## What you have to do:
Quote each record exactly, please, leaving none out.

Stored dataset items
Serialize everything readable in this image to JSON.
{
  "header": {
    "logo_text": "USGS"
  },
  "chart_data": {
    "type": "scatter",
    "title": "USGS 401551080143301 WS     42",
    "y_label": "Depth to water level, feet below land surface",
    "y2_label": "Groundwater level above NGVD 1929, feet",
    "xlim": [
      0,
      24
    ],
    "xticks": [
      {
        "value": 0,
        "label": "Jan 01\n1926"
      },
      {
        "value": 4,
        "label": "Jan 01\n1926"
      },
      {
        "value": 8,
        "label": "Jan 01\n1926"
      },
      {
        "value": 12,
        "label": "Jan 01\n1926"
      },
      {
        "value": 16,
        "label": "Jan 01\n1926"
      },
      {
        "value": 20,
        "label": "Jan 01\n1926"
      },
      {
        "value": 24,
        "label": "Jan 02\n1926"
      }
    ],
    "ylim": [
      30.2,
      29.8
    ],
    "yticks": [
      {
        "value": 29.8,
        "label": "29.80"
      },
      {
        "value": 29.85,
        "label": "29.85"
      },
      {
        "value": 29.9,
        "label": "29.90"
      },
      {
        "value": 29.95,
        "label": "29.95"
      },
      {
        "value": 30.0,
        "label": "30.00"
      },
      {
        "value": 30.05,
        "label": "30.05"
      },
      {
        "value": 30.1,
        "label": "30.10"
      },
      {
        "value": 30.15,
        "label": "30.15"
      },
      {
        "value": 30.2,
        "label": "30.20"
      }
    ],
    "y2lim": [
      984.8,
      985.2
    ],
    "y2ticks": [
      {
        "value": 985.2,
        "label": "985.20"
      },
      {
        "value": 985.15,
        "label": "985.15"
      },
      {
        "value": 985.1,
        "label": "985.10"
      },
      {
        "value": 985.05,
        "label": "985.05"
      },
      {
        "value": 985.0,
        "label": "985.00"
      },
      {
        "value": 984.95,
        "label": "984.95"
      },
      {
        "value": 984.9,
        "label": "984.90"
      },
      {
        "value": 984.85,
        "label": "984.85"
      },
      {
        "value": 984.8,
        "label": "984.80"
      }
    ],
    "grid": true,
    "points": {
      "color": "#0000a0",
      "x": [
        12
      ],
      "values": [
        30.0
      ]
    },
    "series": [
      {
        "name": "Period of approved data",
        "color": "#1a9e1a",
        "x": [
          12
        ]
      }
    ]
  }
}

## The reply:
Serialize everything readable in this image to JSON.
{
  "header": {
    "logo_text": "USGS"
  },
  "chart_data": {
    "type": "scatter",
    "title": "USGS 401551080143301 WS     42",
    "y_label": "Depth to water level, feet below land surface",
    "y2_label": "Groundwater level above NGVD 1929, feet",
    "xlim": [
      0,
      24
    ],
    "xticks": [
      {
        "value": 0,
        "label": "Jan 01\n1926"
      },
      {
        "value": 4,
        "label": "Jan 01\n1926"
      },
      {
        "value": 8,
        "label": "Jan 01\n1926"
      },
      {
        "value": 12,
        "label": "Jan 01\n1926"
      },
      {
        "value": 16,
        "label": "Jan 01\n1926"
      },
      {
        "value": 20,
        "label": "Jan 01\n1926"
      },
      {
        "value": 24,
        "label": "Jan 02\n1926"
      }
    ],
    "ylim": [
      30.2,
      29.8
    ],
    "yticks": [
      {
        "value": 29.8,
        "label": "29.80"
      },
      {
        "value": 29.85,
        "label": "29.85"
      },
      {
        "value": 29.9,
        "label": "29.90"
      },
      {
        "value": 29.95,
        "label": "29.95"
      },
      {
        "value": 30.0,
        "label": "30.00"
      },
      {
        "value": 30.05,
        "label": "30.05"
      },
      {
        "value": 30.1,
        "label": "30.10"
      },
      {
        "value": 30.15,
        "label": "30.15"
      },
      {
        "value": 30.2,
        "label": "30.20"
      }
    ],
    "y2lim": [
      984.8,
      985.2
    ],
    "y2ticks": [
      {
        "value": 985.2,
        "label": "985.20"
      },
      {
        "value": 985.15,
        "label": "985.15"
      },
      {
        "value": 985.1,
        "label": "985.10"
      },
      {
        "value": 985.05,
        "label": "985.05"
      },
      {
        "value": 985.0,
        "label": "985.00"
      },
      {
        "value": 984.95,
        "label": "984.95"
      },
      {
        "value": 984.9,
        "label": "984.90"
      },
      {
        "value": 984.85,
        "label": "984.85"
      },
      {
        "value": 984.8,
        "label": "984.80"
      }
    ],
    "grid": true,
    "points": {
      "color": "#0000a0",
      "x": [
        12
      ],
      "values": [
        30.0
      ]
    },
    "series": [
      {
        "name": "Period of approved data",
        "color": "#1a9e1a",
        "x": [
          12
        ]
      }
    ]
  }
}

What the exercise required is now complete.